• [Challenge] Please copy the Kuwait litigation passage from "[5] On March" up to and including "The brothers appealed.", renaming "Kuwait Court of First Instance" as "Kuwait trial court".

• [Selected extract]
Litigation in Kuwait
[4] In 1994, Juanita commenced an action in Kuwait against her brothers to confirm the validity of Daisy’s Will. The brothers defended alleging, first, that the 1989 Will was not properly executed with the result that a previous Will, made in 1985, was the valid one; and second, that the funds had never belonged to Daisy, but were given to her by Sales for her use during her lifetime only and so passed to the brothers under the father’s Will. TD was not a party to the Kuwait proceedings.
[5] On March 25, 1995, the Kuwait Court of First Instance found the 1989 Will to be valid and enforceable and declared that Juanita was entitled to “all the properties provided for”. The brothers appealed.
[6] On June 14, 1999, the Kuwait Court of Appeal, First Circuit Personal Status Court, upheld the 1989 Will but referred to it as a “grant contract”, also called a Donation Contract, not as a Will. It did so by applying Kuwait civil law in the absence of proof of Indian law, which was the personal law of the parties. The court determined that the document granted to Juanita the property identified in the Will, but referred the matter to the Kuwait Experts Department for a precise determination of the assets owned by Daisy.

• [Supplied information]
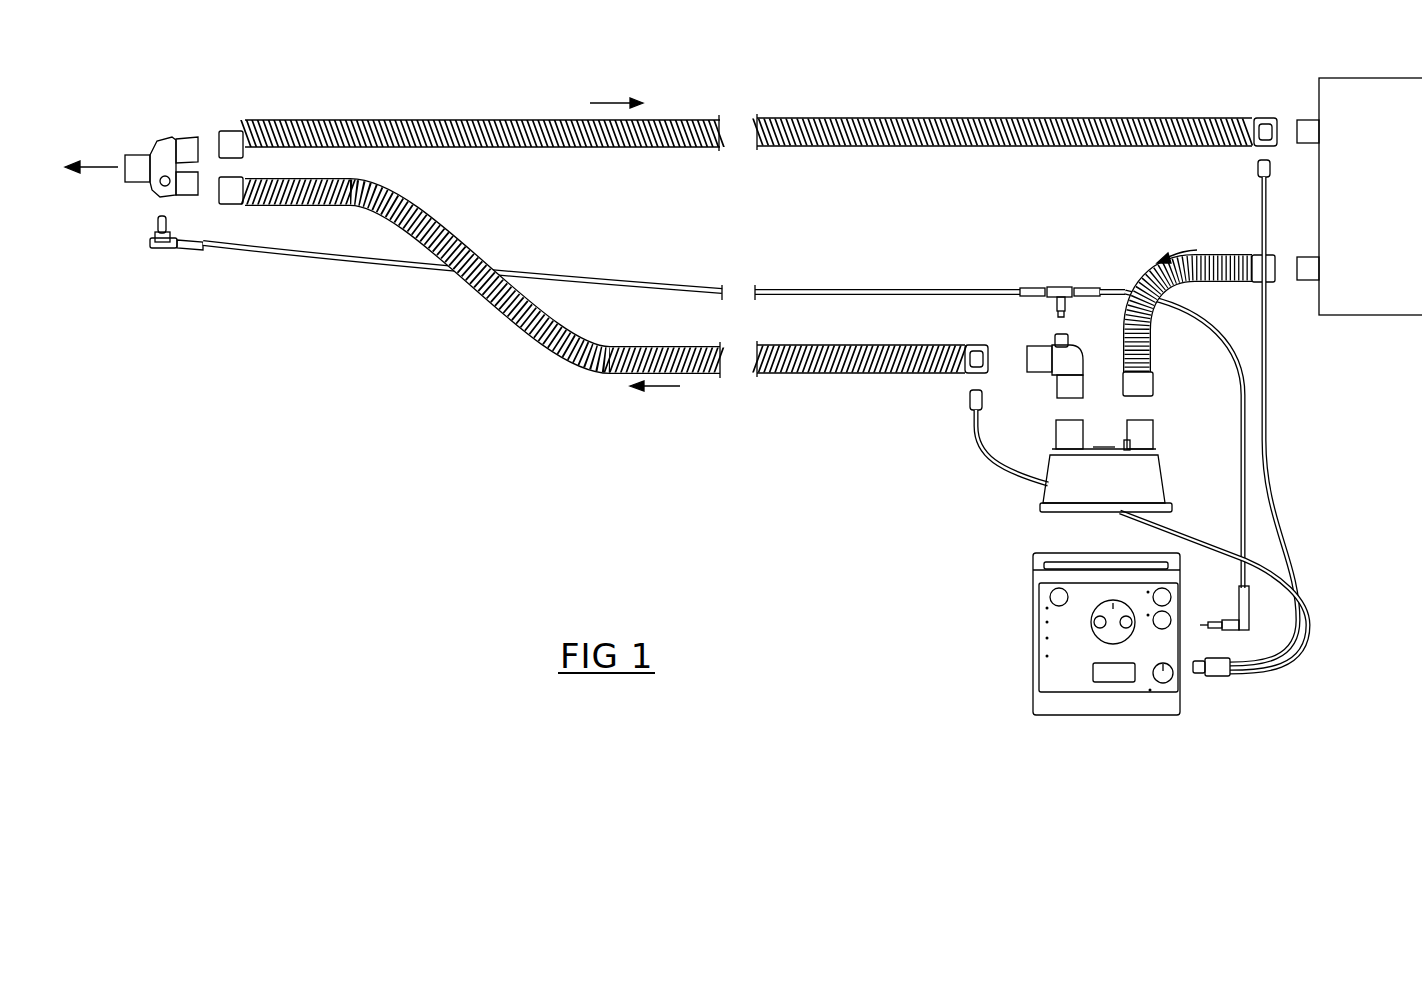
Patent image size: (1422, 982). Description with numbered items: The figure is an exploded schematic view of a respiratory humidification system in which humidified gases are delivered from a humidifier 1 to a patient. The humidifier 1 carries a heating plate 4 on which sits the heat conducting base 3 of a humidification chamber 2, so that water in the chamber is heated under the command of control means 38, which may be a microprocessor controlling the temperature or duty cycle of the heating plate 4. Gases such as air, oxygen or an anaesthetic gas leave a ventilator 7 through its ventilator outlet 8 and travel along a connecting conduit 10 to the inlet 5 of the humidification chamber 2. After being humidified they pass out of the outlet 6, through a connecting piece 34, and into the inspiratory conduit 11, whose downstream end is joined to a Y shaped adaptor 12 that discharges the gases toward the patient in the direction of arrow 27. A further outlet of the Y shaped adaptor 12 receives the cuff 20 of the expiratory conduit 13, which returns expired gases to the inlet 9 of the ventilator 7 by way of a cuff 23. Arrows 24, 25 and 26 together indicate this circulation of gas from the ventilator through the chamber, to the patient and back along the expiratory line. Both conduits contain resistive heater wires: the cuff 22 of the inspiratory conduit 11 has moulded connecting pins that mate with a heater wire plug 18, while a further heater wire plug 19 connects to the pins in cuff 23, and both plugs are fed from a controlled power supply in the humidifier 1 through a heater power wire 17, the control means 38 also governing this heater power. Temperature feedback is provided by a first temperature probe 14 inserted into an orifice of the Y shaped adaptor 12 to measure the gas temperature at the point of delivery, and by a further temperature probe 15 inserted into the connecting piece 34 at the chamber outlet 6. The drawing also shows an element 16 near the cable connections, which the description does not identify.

The humidifier 1 is at (1061, 653).
The humidification chamber 2 is at (1047, 489).
The heat conducting base 3 is at (1073, 513).
The heating plate 4 is at (1098, 553).
The inlet 5 is at (1153, 428).
The outlet 6 is at (1055, 428).
The ventilator 7 is at (1370, 196).
The ventilator outlet 8 is at (1309, 256).
The inlet of ventilator 9 is at (1302, 119).
The connecting conduit 10 is at (1142, 282).
The inspiratory conduit 11 is at (539, 350).
The Y shaped adaptor 12 is at (172, 132).
The expiratory conduit 13 is at (448, 118).
The first temperature probe 14 is at (170, 255).
The further temperature probe 15 is at (1057, 288).
The plug connector 16 is at (1217, 620).
The heater power wire 17 is at (1285, 652).
The heater wire plug 18 is at (968, 405).
The further heater wire plug 19 is at (1257, 168).
The cuff 20 is at (233, 130).
The cuff 22 is at (968, 345).
The cuff 23 is at (1258, 118).
The arrow 24 is at (1177, 245).
The arrow 25 is at (665, 395).
The arrow 26 is at (615, 102).
The arrow 27 is at (86, 158).
The connecting piece 34 is at (1078, 356).
The control means 38 is at (1108, 688).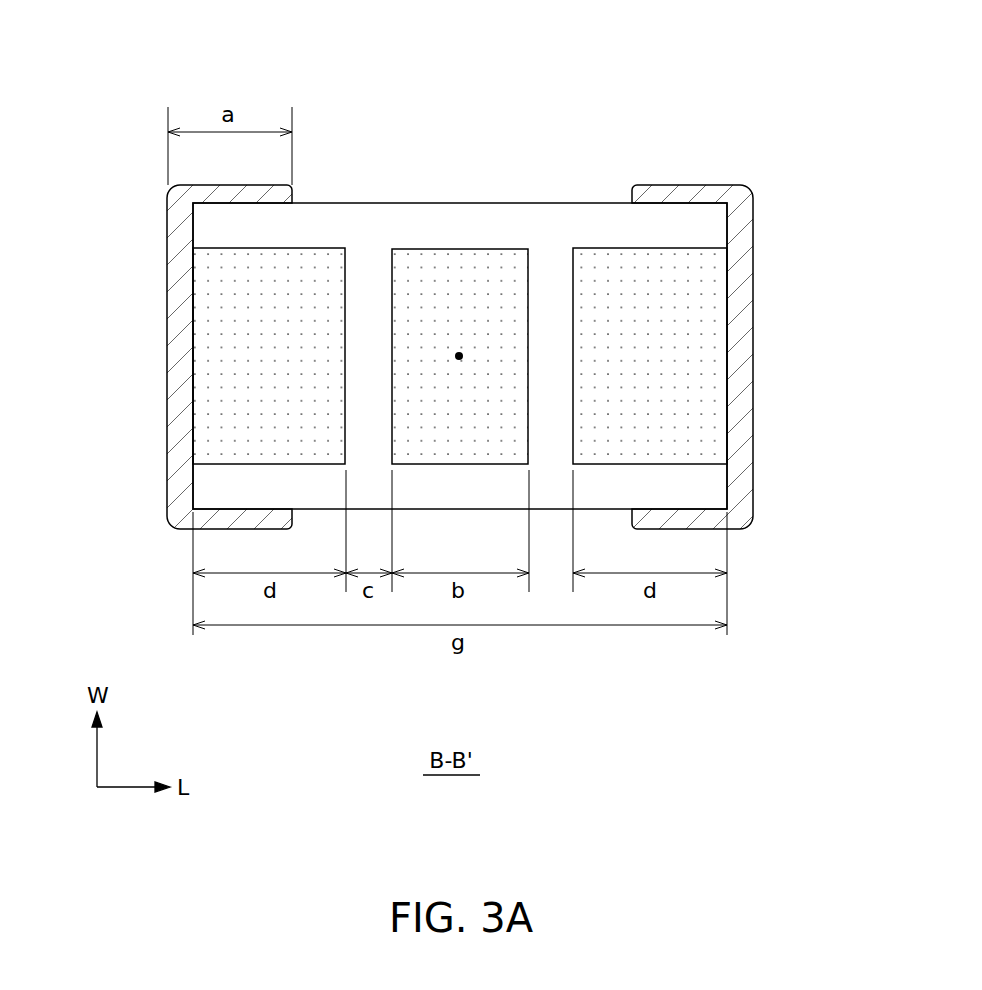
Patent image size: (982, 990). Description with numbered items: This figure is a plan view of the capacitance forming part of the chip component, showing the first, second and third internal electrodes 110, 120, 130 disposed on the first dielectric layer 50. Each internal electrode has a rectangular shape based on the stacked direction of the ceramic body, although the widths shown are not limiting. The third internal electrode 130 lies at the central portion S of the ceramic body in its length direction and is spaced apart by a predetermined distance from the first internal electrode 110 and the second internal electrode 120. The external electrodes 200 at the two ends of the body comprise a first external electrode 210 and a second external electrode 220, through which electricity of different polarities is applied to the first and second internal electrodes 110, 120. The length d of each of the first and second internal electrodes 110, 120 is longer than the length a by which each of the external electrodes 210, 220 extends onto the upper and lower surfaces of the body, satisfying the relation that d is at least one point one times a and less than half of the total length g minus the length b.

The first dielectric layer 50 is at (553, 210).
The first internal electrode 110 is at (210, 360).
The second internal electrode 120 is at (703, 358).
The third internal electrode 130 is at (479, 270).
The external electrodes 200 is at (605, 50).
The first external electrode 210 is at (288, 191).
The second external electrode 220 is at (648, 188).
The central portion S is at (459, 356).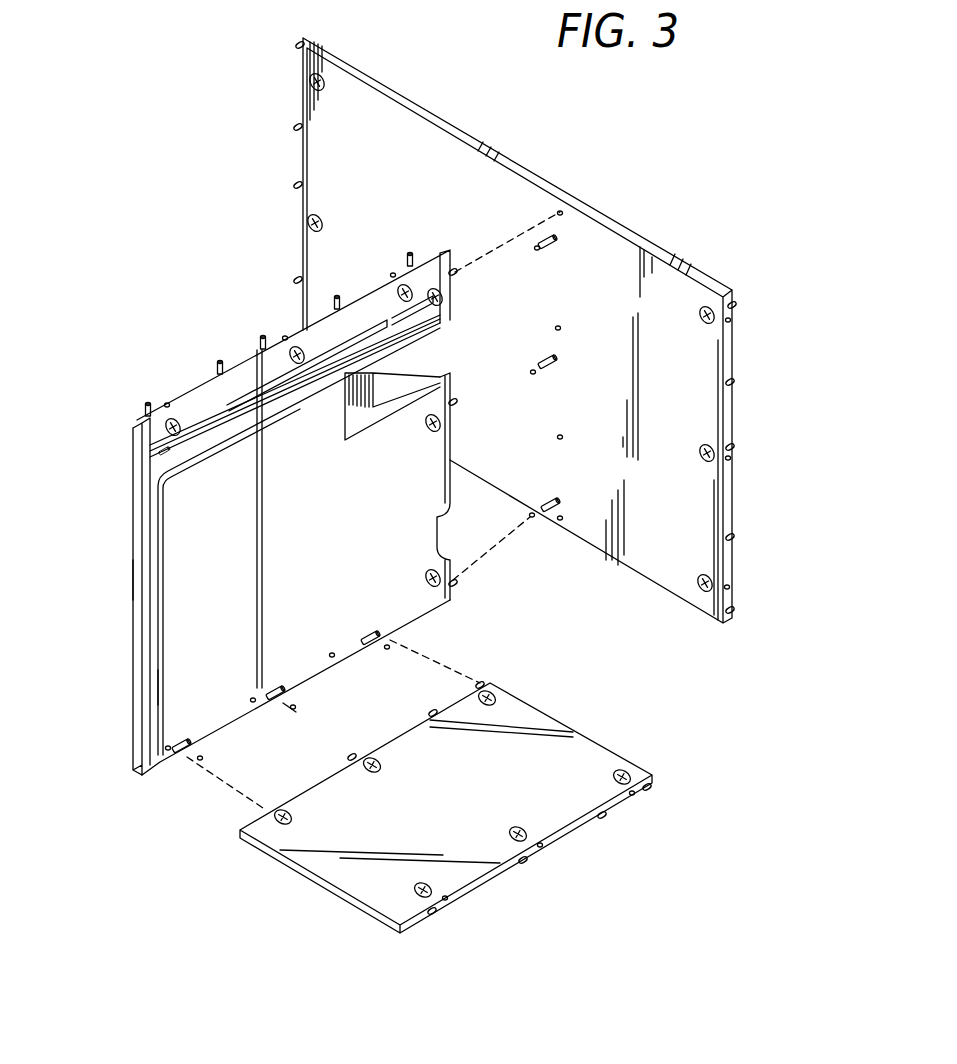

• [Task output]
[5] On March 25, 1995, the Kuwait trial court found the 1989 Will to be valid and enforceable and declared that Juanita was entitled to “all the properties provided for”. The brothers appealed.